» **THE TASK**
Every entry that follows should be repeated exactly; drop the images.

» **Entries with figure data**

## Start

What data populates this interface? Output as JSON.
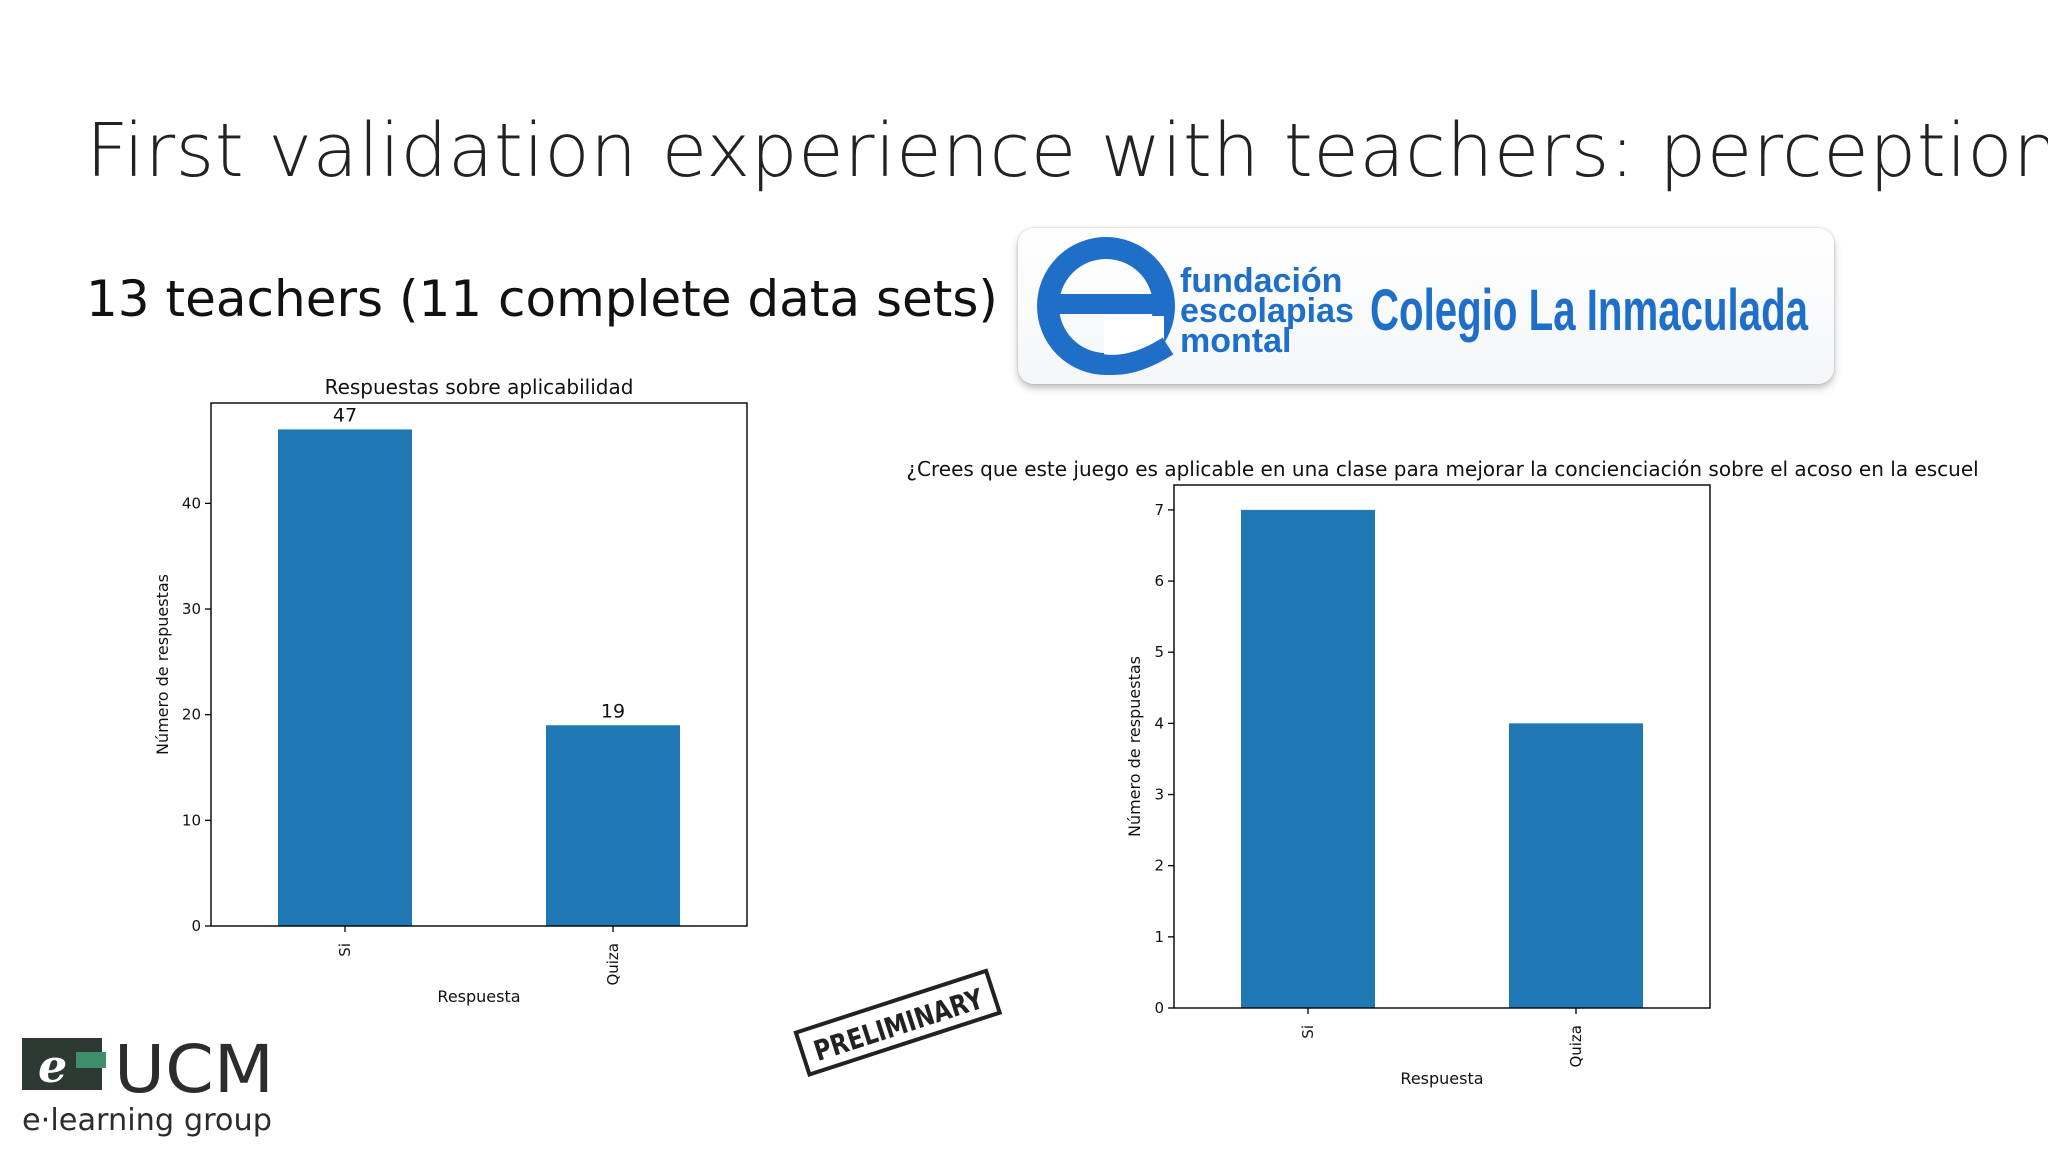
{
  "slide": {
    "title": "First validation experience with teachers: perception",
    "subtitle": "13 teachers (11 complete data sets)"
  },
  "logos": {
    "fundacion": {
      "mark_icon": "e-swoosh-icon",
      "line1": "fundación",
      "line2": "escolapias",
      "line3": "montal",
      "school": "Colegio La Inmaculada",
      "color": "#1f6fc8"
    },
    "ucm": {
      "mark": "e",
      "name": "UCM",
      "tagline": "e·learning group",
      "color": "#2c2c2c",
      "accent": "#3e8e6a"
    },
    "stamp": {
      "text": "PRELIMINARY"
    }
  },
  "colors": {
    "bar": "#1f77b4",
    "axis": "#000000"
  },
  "chart_data": [
    {
      "type": "bar",
      "title": "Respuestas sobre aplicabilidad",
      "xlabel": "Respuesta",
      "ylabel": "Número de respuestas",
      "categories": [
        "Si",
        "Quiza"
      ],
      "values": [
        47,
        19
      ],
      "data_labels": [
        "47",
        "19"
      ],
      "ylim": [
        0,
        49.5
      ],
      "yticks": [
        0,
        10,
        20,
        30,
        40
      ],
      "grid": false,
      "legend": "none"
    },
    {
      "type": "bar",
      "title": "¿Crees que este juego es aplicable en una clase para mejorar la concienciación sobre el acoso en la escuela?",
      "xlabel": "Respuesta",
      "ylabel": "Número de respuestas",
      "categories": [
        "Si",
        "Quiza"
      ],
      "values": [
        7,
        4
      ],
      "data_labels": [],
      "ylim": [
        0,
        7.35
      ],
      "yticks": [
        0,
        1,
        2,
        3,
        4,
        5,
        6,
        7
      ],
      "grid": false,
      "legend": "none"
    }
  ]
}
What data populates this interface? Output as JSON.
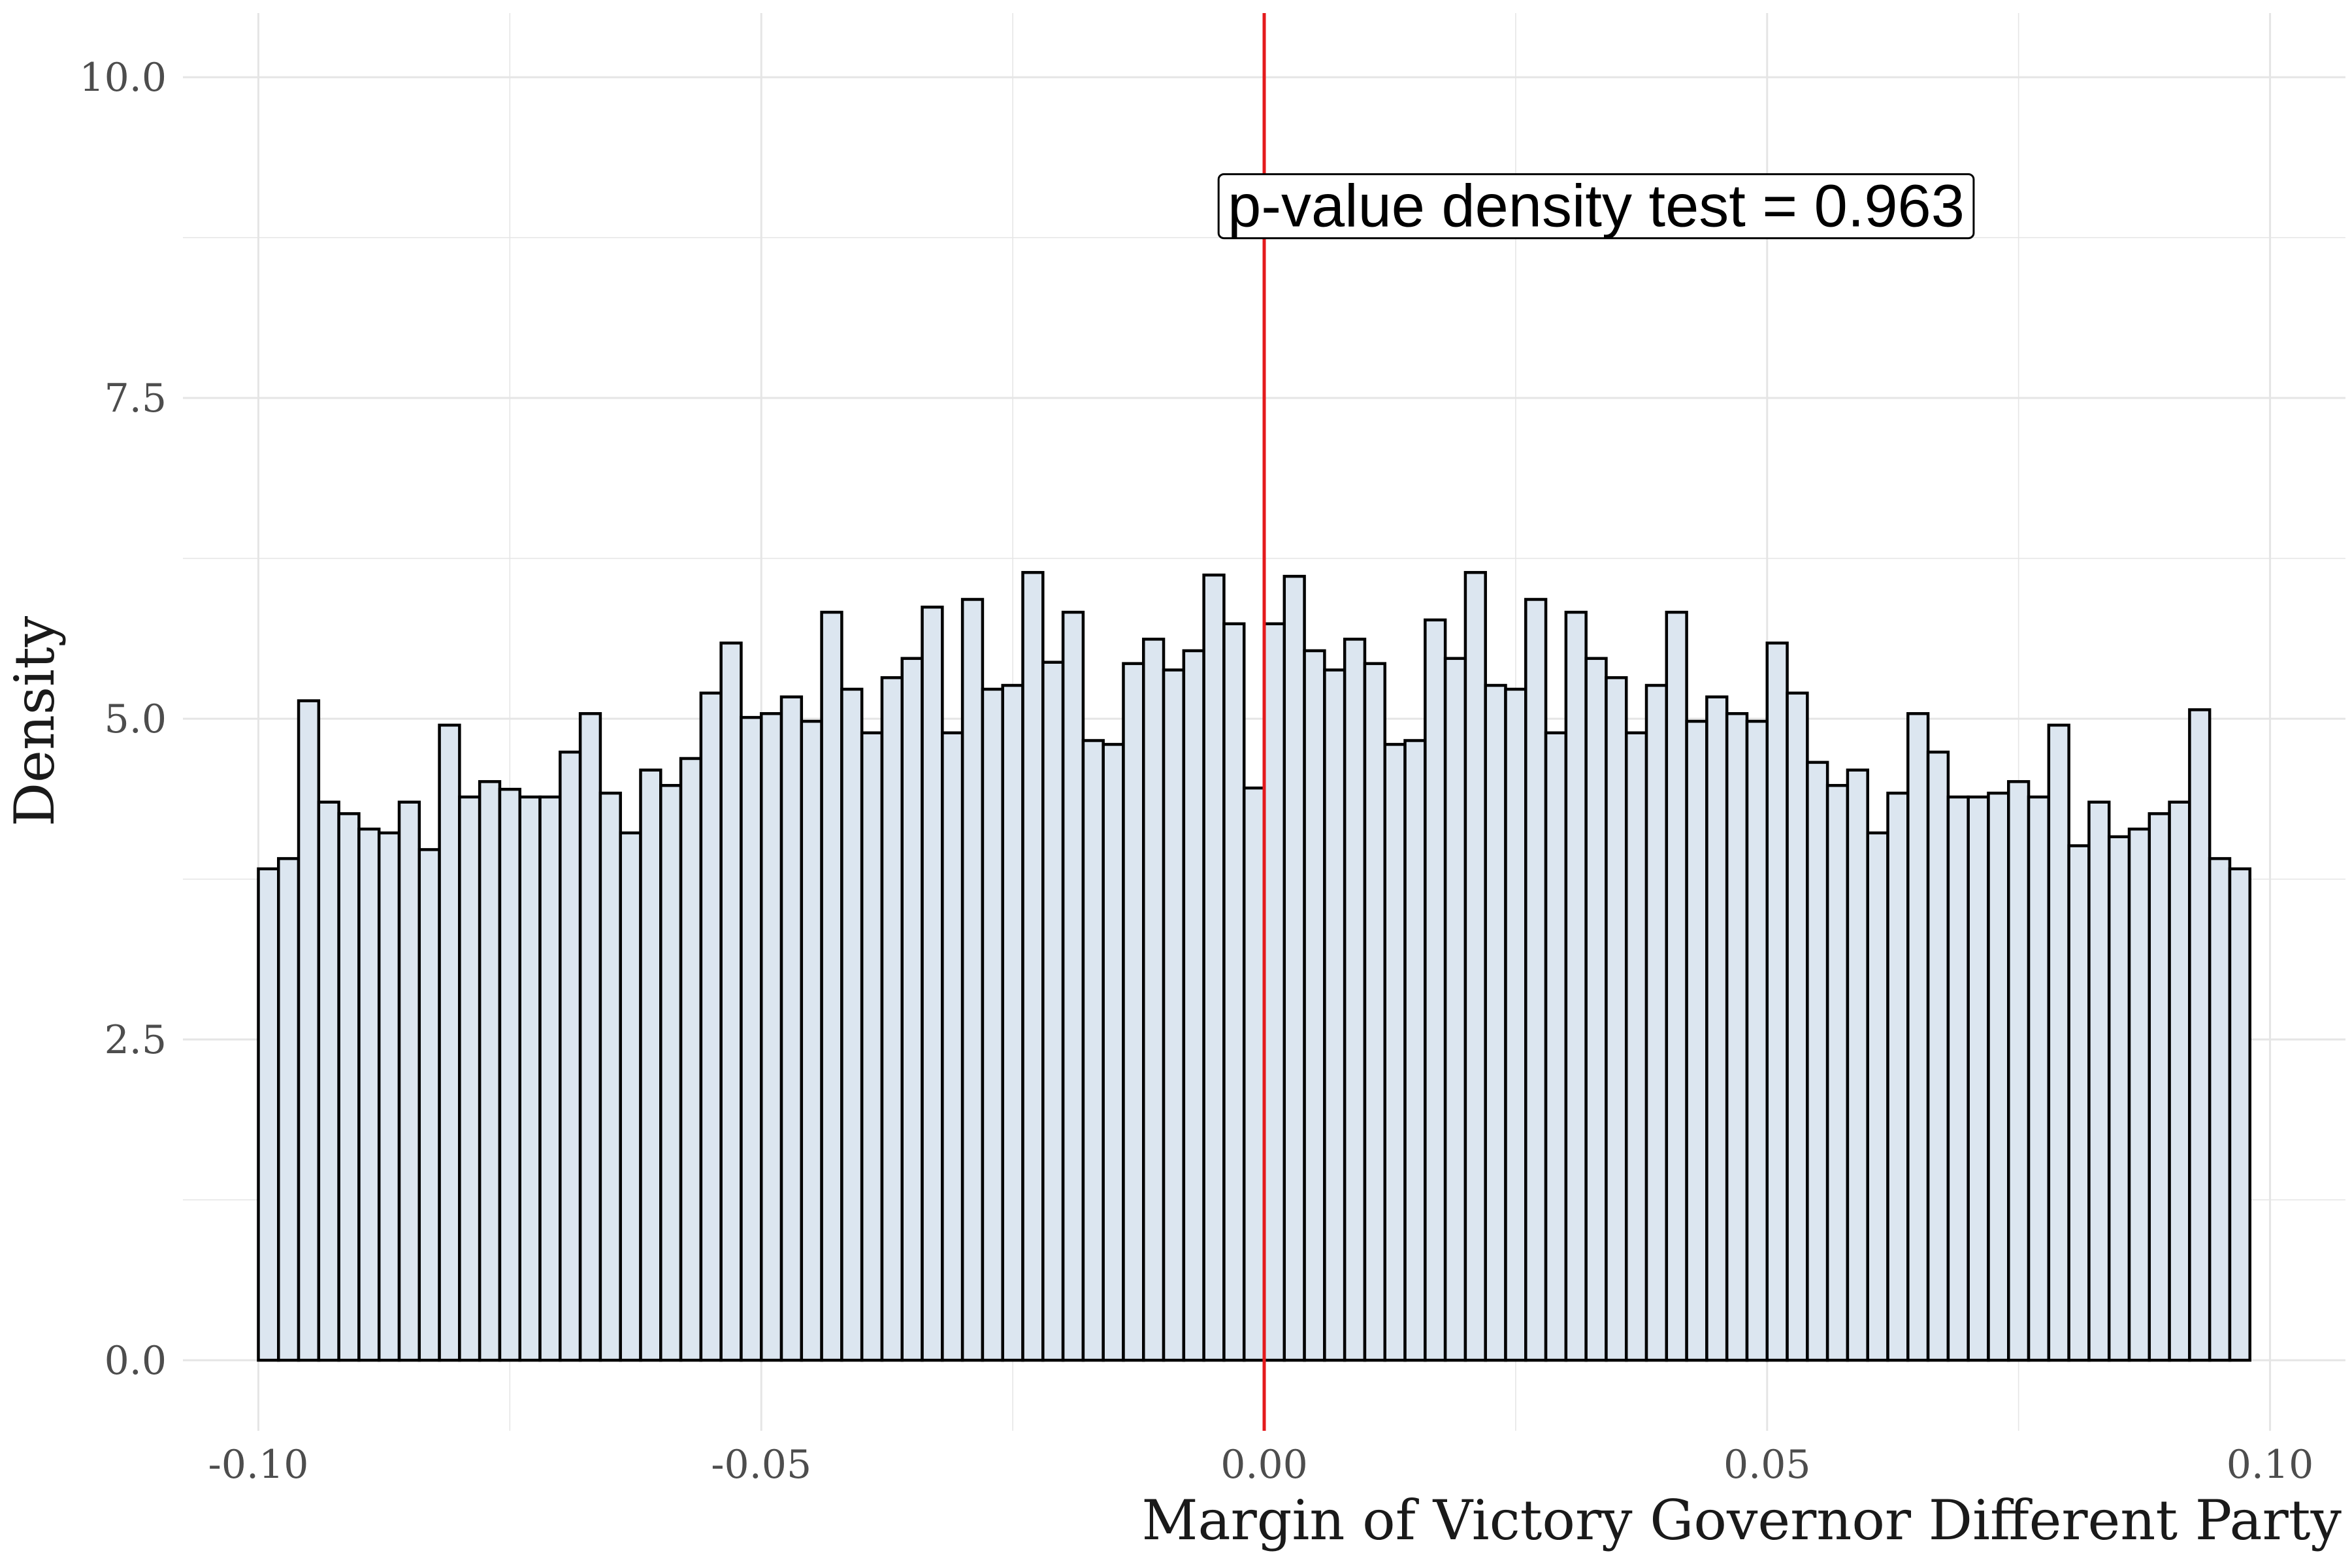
{
  "chart_data": {
    "type": "bar",
    "title": "",
    "xlabel": "Margin of Victory Governor Different Party",
    "ylabel": "Density",
    "xlim": [
      -0.1075,
      0.1075
    ],
    "ylim": [
      -0.55,
      10.5
    ],
    "x_ticks": [
      -0.1,
      -0.05,
      0.0,
      0.05,
      0.1
    ],
    "x_tick_labels": [
      "-0.10",
      "-0.05",
      "0.00",
      "0.05",
      "0.10"
    ],
    "y_ticks": [
      0.0,
      2.5,
      5.0,
      7.5,
      10.0
    ],
    "y_tick_labels": [
      "0.0",
      "2.5",
      "5.0",
      "7.5",
      "10.0"
    ],
    "grid": true,
    "bin_width": 0.002,
    "bin_start": -0.1,
    "values": [
      3.83,
      3.91,
      5.14,
      4.35,
      4.26,
      4.14,
      4.11,
      4.35,
      3.98,
      4.95,
      4.39,
      4.51,
      4.45,
      4.39,
      4.39,
      4.74,
      5.04,
      4.42,
      4.11,
      4.6,
      4.48,
      4.69,
      5.2,
      5.59,
      5.01,
      5.04,
      5.17,
      4.98,
      5.83,
      5.23,
      4.89,
      5.32,
      5.47,
      5.87,
      4.89,
      5.93,
      5.23,
      5.26,
      6.14,
      5.44,
      5.83,
      4.83,
      4.8,
      5.43,
      5.62,
      5.38,
      5.53,
      6.12,
      5.74,
      4.46,
      5.74,
      6.11,
      5.53,
      5.38,
      5.62,
      5.43,
      4.8,
      4.83,
      5.77,
      5.47,
      6.14,
      5.26,
      5.23,
      5.93,
      4.89,
      5.83,
      5.47,
      5.32,
      4.89,
      5.26,
      5.83,
      4.98,
      5.17,
      5.04,
      4.98,
      5.59,
      5.2,
      4.66,
      4.48,
      4.6,
      4.11,
      4.42,
      5.04,
      4.74,
      4.39,
      4.39,
      4.42,
      4.51,
      4.39,
      4.95,
      4.01,
      4.35,
      4.08,
      4.14,
      4.26,
      4.35,
      5.07,
      3.91,
      3.83
    ],
    "vline": {
      "x": 0.0,
      "color": "#e41a1c"
    },
    "annotation": {
      "text": "p-value density test =  0.963",
      "x": 0.033,
      "y": 9.0
    },
    "colors": {
      "bar_fill": "#dce6f0",
      "bar_stroke": "#000000",
      "grid": "#e5e5e5"
    }
  }
}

## End

» **SOLUTION TO THIS PROBLEM**
What data populates this interface? Output as JSON.
{
  "slide": {
    "title": "First validation experience with teachers: perception",
    "subtitle": "13 teachers (11 complete data sets)"
  },
  "logos": {
    "fundacion": {
      "mark_icon": "e-swoosh-icon",
      "line1": "fundación",
      "line2": "escolapias",
      "line3": "montal",
      "school": "Colegio La Inmaculada",
      "color": "#1f6fc8"
    },
    "ucm": {
      "mark": "e",
      "name": "UCM",
      "tagline": "e·learning group",
      "color": "#2c2c2c",
      "accent": "#3e8e6a"
    },
    "stamp": {
      "text": "PRELIMINARY"
    }
  },
  "colors": {
    "bar": "#1f77b4",
    "axis": "#000000"
  },
  "chart_data": [
    {
      "type": "bar",
      "title": "Respuestas sobre aplicabilidad",
      "xlabel": "Respuesta",
      "ylabel": "Número de respuestas",
      "categories": [
        "Si",
        "Quiza"
      ],
      "values": [
        47,
        19
      ],
      "data_labels": [
        "47",
        "19"
      ],
      "ylim": [
        0,
        49.5
      ],
      "yticks": [
        0,
        10,
        20,
        30,
        40
      ],
      "grid": false,
      "legend": "none"
    },
    {
      "type": "bar",
      "title": "¿Crees que este juego es aplicable en una clase para mejorar la concienciación sobre el acoso en la escuela?",
      "xlabel": "Respuesta",
      "ylabel": "Número de respuestas",
      "categories": [
        "Si",
        "Quiza"
      ],
      "values": [
        7,
        4
      ],
      "data_labels": [],
      "ylim": [
        0,
        7.35
      ],
      "yticks": [
        0,
        1,
        2,
        3,
        4,
        5,
        6,
        7
      ],
      "grid": false,
      "legend": "none"
    }
  ]
}
What data populates this interface? Output as JSON.
{
  "chart_data": {
    "type": "bar",
    "title": "",
    "xlabel": "Margin of Victory Governor Different Party",
    "ylabel": "Density",
    "xlim": [
      -0.1075,
      0.1075
    ],
    "ylim": [
      -0.55,
      10.5
    ],
    "x_ticks": [
      -0.1,
      -0.05,
      0.0,
      0.05,
      0.1
    ],
    "x_tick_labels": [
      "-0.10",
      "-0.05",
      "0.00",
      "0.05",
      "0.10"
    ],
    "y_ticks": [
      0.0,
      2.5,
      5.0,
      7.5,
      10.0
    ],
    "y_tick_labels": [
      "0.0",
      "2.5",
      "5.0",
      "7.5",
      "10.0"
    ],
    "grid": true,
    "bin_width": 0.002,
    "bin_start": -0.1,
    "values": [
      3.83,
      3.91,
      5.14,
      4.35,
      4.26,
      4.14,
      4.11,
      4.35,
      3.98,
      4.95,
      4.39,
      4.51,
      4.45,
      4.39,
      4.39,
      4.74,
      5.04,
      4.42,
      4.11,
      4.6,
      4.48,
      4.69,
      5.2,
      5.59,
      5.01,
      5.04,
      5.17,
      4.98,
      5.83,
      5.23,
      4.89,
      5.32,
      5.47,
      5.87,
      4.89,
      5.93,
      5.23,
      5.26,
      6.14,
      5.44,
      5.83,
      4.83,
      4.8,
      5.43,
      5.62,
      5.38,
      5.53,
      6.12,
      5.74,
      4.46,
      5.74,
      6.11,
      5.53,
      5.38,
      5.62,
      5.43,
      4.8,
      4.83,
      5.77,
      5.47,
      6.14,
      5.26,
      5.23,
      5.93,
      4.89,
      5.83,
      5.47,
      5.32,
      4.89,
      5.26,
      5.83,
      4.98,
      5.17,
      5.04,
      4.98,
      5.59,
      5.2,
      4.66,
      4.48,
      4.6,
      4.11,
      4.42,
      5.04,
      4.74,
      4.39,
      4.39,
      4.42,
      4.51,
      4.39,
      4.95,
      4.01,
      4.35,
      4.08,
      4.14,
      4.26,
      4.35,
      5.07,
      3.91,
      3.83
    ],
    "vline": {
      "x": 0.0,
      "color": "#e41a1c"
    },
    "annotation": {
      "text": "p-value density test =  0.963",
      "x": 0.033,
      "y": 9.0
    },
    "colors": {
      "bar_fill": "#dce6f0",
      "bar_stroke": "#000000",
      "grid": "#e5e5e5"
    }
  }
}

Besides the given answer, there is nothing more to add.